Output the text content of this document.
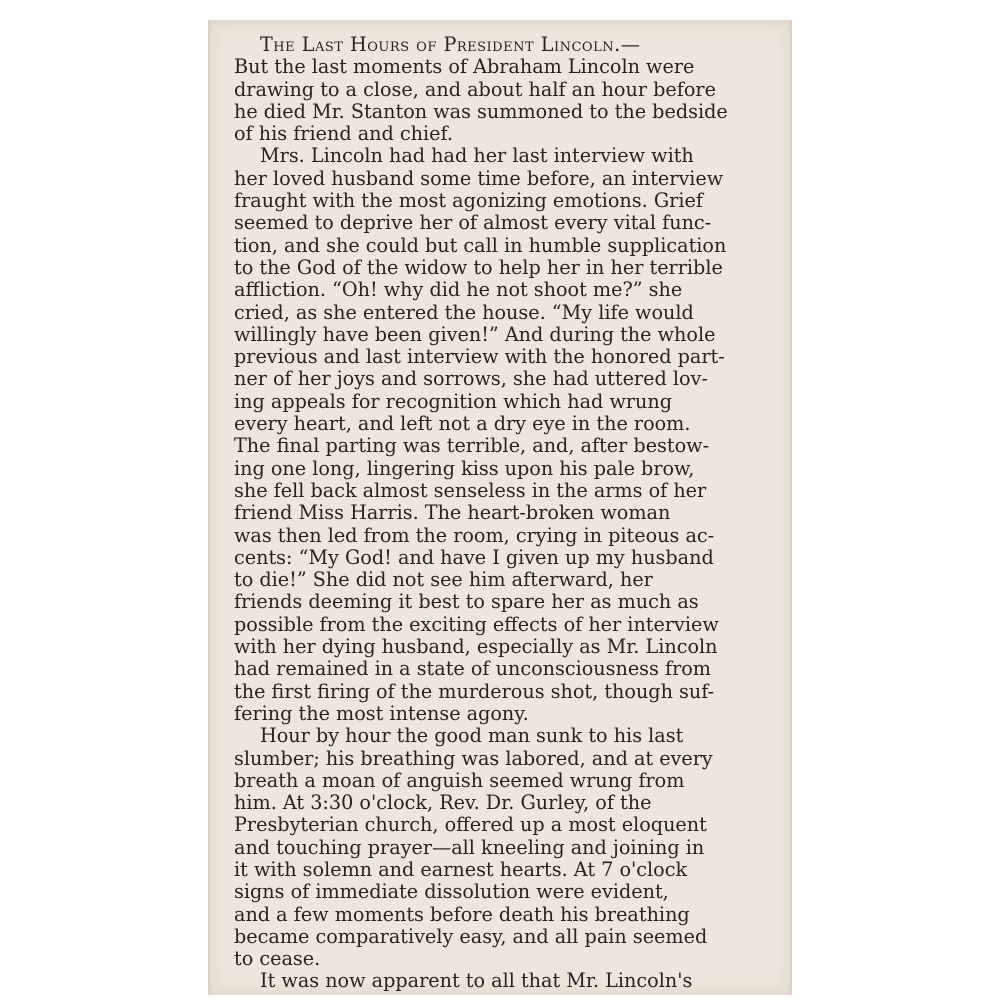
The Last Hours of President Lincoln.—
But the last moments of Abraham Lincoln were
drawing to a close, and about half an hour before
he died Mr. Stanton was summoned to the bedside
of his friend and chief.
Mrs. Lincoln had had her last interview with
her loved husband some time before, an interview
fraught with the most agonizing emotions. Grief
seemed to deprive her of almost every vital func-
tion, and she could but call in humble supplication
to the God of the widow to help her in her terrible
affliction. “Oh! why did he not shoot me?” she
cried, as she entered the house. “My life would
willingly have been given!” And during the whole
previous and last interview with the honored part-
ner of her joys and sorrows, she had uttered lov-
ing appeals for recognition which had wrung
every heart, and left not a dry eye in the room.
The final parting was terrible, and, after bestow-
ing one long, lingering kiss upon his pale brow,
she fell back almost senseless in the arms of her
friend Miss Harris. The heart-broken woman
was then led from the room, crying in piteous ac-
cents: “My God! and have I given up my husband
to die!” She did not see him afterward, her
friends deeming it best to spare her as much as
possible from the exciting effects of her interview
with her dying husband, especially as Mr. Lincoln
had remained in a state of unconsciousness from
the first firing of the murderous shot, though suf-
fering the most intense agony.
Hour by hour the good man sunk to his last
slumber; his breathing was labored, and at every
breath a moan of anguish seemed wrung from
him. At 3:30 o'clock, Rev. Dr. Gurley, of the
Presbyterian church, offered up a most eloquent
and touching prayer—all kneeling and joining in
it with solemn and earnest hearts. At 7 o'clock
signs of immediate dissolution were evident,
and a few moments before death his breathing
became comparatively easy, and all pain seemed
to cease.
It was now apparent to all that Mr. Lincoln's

■ ■ ■

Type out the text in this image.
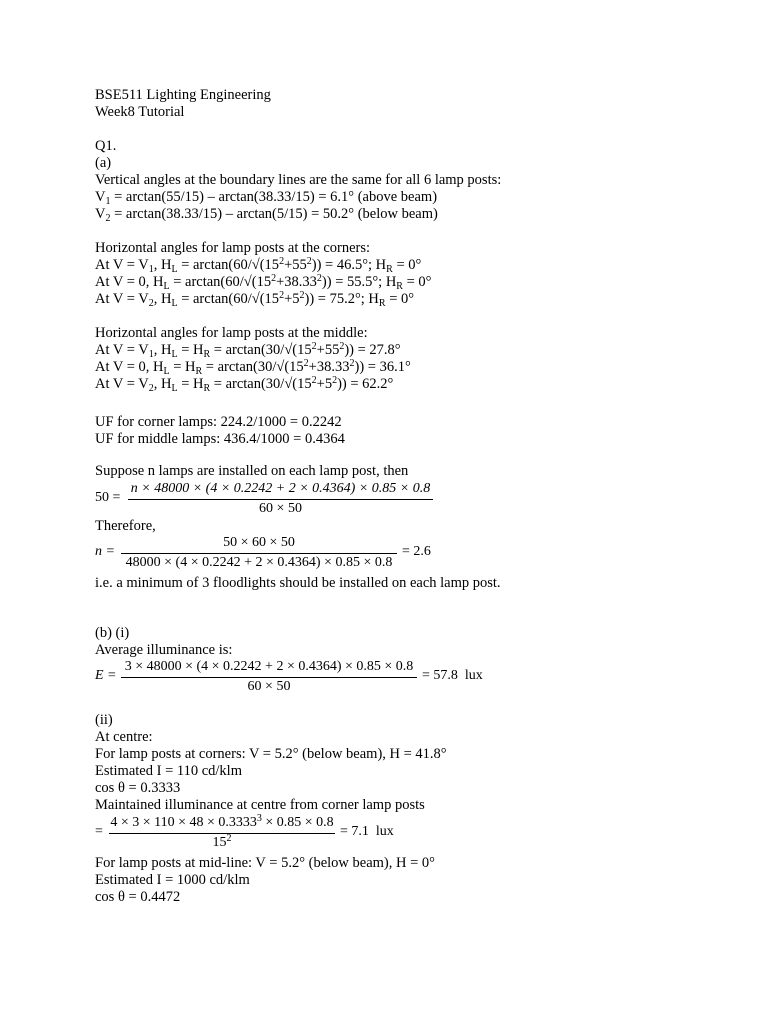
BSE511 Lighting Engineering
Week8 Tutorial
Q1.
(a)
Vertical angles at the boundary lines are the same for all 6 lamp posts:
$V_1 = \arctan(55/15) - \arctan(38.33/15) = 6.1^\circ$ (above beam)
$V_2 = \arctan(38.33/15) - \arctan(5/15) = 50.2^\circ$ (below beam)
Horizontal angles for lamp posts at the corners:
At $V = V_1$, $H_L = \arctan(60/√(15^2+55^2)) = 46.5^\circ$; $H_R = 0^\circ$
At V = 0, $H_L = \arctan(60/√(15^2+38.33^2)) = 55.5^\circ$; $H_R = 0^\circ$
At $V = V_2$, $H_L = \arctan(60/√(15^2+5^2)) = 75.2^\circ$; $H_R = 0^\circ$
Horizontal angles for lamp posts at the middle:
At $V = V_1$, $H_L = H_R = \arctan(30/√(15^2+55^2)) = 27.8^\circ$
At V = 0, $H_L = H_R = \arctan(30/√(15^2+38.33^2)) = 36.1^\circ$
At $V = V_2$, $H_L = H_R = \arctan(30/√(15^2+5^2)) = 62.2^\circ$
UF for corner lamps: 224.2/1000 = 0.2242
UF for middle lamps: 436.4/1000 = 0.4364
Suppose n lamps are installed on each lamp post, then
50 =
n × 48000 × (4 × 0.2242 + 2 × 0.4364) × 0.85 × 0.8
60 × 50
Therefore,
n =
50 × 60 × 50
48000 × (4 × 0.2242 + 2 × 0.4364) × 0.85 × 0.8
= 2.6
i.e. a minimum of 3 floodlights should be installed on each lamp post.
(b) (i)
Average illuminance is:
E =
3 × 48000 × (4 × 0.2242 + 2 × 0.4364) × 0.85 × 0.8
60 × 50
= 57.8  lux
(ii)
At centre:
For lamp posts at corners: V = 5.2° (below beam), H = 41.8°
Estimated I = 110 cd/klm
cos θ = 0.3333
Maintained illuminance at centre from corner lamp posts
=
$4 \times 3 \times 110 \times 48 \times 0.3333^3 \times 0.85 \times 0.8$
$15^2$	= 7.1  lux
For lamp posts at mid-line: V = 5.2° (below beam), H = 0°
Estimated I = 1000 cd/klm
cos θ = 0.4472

■ ■ ■

**Instructions for the task**
Above are some records. Count the lines among them with the word "every", and answer with the number only.

**Exercise output**
3